═════ Material for this exercise ═════
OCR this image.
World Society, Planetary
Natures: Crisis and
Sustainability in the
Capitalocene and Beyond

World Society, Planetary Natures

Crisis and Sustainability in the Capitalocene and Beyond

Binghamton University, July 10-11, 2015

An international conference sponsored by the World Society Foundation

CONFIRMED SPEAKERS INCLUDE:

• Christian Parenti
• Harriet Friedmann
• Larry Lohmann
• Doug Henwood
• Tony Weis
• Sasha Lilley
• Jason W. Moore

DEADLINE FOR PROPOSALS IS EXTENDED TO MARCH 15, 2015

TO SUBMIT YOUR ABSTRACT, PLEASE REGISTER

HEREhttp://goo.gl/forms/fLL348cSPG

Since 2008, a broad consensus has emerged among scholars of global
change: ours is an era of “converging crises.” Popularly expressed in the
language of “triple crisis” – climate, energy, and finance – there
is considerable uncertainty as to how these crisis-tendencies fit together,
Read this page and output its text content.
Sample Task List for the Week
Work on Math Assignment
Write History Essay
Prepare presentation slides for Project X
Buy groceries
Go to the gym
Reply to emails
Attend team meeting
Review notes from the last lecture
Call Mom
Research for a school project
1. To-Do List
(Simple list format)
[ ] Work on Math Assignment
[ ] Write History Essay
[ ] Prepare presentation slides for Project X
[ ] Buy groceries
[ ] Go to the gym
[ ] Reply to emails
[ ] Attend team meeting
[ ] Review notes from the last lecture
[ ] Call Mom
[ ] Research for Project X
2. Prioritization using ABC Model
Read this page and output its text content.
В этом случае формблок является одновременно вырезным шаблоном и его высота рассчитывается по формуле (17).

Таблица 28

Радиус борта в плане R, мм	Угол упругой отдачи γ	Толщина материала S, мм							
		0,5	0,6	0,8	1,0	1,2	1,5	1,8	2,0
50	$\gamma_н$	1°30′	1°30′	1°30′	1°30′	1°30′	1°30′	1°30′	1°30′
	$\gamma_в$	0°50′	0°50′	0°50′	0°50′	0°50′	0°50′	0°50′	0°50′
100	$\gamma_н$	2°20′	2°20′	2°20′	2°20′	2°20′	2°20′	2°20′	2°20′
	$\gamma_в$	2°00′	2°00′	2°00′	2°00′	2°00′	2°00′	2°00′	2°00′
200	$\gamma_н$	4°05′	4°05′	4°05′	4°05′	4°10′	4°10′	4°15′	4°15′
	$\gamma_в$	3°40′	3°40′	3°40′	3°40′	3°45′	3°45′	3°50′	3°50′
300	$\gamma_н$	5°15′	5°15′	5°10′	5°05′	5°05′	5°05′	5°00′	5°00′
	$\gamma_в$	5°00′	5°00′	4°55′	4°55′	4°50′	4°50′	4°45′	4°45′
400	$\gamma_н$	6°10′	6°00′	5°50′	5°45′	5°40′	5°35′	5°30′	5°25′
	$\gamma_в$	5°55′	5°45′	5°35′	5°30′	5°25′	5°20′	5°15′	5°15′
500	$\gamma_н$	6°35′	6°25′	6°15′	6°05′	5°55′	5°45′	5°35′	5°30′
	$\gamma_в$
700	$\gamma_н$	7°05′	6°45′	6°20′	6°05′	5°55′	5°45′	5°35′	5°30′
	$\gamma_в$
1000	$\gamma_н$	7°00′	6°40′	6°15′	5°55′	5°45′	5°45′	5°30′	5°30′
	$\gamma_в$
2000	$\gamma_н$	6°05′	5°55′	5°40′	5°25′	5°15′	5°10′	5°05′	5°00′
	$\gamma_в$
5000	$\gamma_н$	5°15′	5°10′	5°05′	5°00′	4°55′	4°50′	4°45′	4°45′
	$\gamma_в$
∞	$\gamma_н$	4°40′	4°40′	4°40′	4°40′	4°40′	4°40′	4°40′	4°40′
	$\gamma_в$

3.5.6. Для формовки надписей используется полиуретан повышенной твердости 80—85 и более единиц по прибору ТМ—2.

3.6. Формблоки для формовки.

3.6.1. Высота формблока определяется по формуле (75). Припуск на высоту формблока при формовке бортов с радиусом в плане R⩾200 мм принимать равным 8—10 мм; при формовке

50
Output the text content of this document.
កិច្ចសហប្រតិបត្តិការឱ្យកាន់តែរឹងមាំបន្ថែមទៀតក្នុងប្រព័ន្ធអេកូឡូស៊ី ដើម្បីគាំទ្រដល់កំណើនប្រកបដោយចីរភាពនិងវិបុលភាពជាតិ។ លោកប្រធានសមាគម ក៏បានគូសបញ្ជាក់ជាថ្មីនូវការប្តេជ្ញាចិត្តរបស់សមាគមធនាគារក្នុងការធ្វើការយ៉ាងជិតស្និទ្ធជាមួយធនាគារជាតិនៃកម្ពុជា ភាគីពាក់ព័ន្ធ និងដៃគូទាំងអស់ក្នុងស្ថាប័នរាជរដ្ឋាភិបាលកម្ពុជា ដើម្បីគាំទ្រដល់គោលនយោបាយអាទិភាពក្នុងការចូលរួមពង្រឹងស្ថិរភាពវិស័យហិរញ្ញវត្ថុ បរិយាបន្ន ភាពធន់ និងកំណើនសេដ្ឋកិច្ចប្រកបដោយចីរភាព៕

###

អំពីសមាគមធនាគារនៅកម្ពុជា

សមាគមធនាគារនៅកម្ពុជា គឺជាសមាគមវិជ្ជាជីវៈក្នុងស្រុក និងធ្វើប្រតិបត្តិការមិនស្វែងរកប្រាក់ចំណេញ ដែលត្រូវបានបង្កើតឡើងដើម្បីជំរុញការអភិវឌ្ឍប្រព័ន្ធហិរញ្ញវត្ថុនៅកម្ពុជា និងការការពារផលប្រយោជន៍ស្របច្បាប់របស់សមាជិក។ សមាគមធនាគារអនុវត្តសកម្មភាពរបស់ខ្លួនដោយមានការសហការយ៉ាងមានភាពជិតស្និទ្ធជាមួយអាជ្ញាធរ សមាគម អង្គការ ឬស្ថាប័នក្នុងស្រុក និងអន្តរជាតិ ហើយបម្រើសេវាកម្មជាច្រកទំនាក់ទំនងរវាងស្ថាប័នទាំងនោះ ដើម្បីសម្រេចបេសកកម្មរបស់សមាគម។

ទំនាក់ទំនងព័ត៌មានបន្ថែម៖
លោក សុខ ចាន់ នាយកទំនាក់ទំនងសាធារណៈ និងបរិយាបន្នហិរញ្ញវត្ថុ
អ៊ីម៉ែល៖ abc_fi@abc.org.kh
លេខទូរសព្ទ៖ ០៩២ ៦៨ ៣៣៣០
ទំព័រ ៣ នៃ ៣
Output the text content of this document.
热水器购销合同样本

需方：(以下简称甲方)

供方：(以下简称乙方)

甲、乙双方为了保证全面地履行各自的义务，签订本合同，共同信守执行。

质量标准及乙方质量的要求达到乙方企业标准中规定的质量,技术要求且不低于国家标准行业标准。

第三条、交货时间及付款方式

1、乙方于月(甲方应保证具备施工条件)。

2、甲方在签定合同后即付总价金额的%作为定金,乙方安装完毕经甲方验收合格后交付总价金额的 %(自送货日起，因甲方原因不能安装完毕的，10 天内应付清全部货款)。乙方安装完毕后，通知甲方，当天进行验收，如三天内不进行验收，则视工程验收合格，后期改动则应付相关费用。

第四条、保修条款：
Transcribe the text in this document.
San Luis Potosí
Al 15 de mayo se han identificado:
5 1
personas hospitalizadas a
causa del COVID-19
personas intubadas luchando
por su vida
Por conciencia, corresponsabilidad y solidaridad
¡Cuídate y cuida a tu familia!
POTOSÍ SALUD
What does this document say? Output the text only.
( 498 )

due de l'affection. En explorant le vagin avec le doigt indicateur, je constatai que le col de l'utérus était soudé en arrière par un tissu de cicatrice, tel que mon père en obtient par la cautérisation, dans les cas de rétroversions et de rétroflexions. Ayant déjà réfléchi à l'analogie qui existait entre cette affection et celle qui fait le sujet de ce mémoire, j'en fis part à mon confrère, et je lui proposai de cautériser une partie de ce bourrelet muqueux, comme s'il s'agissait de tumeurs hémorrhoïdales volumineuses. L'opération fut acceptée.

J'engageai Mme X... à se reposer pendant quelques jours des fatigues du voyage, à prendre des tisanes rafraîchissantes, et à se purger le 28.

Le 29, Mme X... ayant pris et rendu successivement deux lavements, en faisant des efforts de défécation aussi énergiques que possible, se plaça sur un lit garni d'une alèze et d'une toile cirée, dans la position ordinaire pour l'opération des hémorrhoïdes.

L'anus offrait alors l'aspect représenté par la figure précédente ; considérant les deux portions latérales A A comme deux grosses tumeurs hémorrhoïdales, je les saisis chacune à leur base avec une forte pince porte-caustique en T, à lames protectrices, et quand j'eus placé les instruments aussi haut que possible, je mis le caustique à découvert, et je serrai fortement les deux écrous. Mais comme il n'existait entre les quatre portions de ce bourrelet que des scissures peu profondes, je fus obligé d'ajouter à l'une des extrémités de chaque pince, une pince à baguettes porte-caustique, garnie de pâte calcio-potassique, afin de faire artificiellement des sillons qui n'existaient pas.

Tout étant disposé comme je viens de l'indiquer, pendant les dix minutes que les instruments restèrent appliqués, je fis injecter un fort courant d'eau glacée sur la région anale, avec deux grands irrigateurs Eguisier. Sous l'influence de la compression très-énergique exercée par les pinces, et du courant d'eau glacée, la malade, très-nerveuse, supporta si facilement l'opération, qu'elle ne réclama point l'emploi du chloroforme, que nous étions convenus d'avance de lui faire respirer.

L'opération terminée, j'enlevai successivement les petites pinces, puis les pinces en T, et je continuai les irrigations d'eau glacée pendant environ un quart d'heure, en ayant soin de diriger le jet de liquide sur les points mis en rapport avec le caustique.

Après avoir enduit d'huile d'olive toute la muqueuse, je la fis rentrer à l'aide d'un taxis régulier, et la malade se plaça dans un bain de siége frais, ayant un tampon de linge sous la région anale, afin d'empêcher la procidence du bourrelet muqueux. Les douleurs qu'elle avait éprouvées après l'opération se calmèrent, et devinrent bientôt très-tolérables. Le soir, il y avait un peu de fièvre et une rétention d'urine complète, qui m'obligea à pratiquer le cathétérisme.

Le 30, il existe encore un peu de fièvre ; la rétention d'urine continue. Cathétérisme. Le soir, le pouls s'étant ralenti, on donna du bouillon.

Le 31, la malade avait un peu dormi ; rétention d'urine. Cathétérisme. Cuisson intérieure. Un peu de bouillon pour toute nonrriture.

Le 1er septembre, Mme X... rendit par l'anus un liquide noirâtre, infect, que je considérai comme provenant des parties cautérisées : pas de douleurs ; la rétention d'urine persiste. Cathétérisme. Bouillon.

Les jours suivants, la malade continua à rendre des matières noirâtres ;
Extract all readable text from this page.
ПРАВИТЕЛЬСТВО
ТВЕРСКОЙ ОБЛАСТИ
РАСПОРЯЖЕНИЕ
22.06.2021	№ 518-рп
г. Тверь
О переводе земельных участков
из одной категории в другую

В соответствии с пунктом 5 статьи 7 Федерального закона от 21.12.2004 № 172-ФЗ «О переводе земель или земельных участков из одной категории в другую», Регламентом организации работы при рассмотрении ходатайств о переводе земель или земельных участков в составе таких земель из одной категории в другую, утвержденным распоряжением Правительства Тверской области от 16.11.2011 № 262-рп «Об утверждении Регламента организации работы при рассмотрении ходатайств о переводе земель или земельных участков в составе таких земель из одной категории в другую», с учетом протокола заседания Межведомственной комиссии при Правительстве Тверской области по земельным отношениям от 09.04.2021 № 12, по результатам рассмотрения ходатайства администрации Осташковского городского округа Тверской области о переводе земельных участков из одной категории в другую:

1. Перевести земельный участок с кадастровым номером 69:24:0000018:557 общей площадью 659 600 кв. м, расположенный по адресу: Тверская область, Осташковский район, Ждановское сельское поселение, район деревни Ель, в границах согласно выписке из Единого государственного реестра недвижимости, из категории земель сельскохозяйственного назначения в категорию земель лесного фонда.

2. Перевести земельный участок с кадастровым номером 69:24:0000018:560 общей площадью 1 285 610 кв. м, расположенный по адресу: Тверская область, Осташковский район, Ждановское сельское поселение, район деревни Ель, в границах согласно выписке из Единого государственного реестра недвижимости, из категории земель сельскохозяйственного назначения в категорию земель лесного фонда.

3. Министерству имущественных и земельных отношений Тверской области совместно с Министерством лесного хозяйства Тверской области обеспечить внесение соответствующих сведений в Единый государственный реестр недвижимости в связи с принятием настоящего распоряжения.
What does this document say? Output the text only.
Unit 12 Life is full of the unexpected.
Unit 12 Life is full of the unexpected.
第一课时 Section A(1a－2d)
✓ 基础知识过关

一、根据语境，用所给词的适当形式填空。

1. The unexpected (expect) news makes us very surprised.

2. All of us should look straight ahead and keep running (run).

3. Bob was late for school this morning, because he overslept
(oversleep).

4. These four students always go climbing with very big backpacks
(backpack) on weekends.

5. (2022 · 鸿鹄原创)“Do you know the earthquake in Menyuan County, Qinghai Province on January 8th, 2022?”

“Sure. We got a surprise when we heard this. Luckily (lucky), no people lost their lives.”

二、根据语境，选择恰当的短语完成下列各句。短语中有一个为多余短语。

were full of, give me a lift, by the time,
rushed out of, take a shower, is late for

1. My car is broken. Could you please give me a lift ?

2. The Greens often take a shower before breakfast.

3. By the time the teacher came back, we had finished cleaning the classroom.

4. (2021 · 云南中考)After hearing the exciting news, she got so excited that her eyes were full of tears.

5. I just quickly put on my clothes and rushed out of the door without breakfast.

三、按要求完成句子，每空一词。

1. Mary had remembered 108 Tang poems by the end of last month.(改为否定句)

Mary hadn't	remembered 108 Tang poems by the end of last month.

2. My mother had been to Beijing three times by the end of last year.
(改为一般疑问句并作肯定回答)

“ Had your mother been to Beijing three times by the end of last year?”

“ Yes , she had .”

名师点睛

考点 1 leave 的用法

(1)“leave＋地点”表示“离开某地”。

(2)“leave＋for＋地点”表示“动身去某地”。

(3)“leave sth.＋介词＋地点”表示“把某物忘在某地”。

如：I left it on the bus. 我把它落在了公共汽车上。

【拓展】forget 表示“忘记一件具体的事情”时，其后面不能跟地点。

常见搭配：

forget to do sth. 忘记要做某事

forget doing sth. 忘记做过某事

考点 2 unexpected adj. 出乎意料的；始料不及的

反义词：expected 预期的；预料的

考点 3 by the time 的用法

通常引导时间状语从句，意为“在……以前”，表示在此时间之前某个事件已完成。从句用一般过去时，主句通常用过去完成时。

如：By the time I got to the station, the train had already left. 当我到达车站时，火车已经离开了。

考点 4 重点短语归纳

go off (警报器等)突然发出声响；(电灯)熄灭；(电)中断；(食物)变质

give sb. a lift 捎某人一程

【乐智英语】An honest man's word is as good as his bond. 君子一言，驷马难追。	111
═════
[What is being asked]: Return only those lines of the records that contain the string "times".

[Exercise solution]:
2. My mother had been to Beijing three times by the end of last year.
“ Had your mother been to Beijing three times by the end of last year?”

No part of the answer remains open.